◆ Directions for this task:
Locate every line below that contains the word "side" and copy it.

Extracted records:
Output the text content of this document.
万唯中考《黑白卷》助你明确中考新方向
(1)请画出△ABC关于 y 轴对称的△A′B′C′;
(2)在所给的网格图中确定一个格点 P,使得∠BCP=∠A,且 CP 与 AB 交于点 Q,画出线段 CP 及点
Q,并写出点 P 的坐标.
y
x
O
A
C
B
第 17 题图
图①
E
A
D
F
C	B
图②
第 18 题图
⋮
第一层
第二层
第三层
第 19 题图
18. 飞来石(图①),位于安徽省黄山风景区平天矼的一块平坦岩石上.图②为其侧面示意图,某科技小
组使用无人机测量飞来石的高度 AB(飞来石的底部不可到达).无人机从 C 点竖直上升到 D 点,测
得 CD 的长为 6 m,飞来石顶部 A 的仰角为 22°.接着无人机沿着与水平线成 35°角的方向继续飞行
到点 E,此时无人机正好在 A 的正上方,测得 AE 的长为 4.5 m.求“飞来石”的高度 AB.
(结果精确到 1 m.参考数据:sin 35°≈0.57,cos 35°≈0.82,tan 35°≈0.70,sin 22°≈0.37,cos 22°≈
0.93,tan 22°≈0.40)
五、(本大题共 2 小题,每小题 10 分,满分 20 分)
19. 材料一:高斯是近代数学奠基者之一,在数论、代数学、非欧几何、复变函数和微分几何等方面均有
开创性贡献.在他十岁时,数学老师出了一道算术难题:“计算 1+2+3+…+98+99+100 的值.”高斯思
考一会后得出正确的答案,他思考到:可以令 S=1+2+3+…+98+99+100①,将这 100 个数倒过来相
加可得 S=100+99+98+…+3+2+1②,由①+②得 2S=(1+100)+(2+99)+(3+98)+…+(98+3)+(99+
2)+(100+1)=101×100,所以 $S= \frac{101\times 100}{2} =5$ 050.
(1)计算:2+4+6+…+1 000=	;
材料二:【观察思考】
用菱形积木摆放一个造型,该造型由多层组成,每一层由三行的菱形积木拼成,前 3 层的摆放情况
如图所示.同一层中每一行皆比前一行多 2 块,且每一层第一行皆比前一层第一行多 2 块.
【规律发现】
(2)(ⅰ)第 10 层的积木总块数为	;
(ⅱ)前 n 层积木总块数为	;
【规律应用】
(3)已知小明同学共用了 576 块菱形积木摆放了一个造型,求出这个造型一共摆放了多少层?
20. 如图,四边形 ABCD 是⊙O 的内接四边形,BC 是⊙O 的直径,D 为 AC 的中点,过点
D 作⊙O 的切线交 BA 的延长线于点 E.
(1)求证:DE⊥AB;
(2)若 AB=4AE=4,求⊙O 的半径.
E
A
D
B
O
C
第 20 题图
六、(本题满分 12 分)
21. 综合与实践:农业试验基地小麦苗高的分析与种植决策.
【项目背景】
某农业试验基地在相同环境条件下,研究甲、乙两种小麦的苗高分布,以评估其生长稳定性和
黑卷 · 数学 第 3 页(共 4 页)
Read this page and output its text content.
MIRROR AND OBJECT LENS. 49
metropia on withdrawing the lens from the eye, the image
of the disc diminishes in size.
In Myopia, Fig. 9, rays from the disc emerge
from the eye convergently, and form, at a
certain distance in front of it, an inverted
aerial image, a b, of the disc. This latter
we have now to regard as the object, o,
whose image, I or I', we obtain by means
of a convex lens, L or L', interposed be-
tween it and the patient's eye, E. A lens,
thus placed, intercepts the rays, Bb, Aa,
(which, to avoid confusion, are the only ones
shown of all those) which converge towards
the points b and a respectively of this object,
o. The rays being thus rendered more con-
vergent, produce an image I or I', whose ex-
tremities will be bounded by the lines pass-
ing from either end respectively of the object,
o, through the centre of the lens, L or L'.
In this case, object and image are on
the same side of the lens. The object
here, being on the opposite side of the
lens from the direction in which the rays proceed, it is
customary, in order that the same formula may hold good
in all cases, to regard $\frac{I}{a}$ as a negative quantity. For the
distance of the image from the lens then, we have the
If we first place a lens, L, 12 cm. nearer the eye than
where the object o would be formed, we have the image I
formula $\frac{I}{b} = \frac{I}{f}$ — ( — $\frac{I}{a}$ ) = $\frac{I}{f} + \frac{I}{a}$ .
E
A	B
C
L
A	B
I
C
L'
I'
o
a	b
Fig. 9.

◆ Task response:
the same side of the lens. The object
here, being on the opposite side of the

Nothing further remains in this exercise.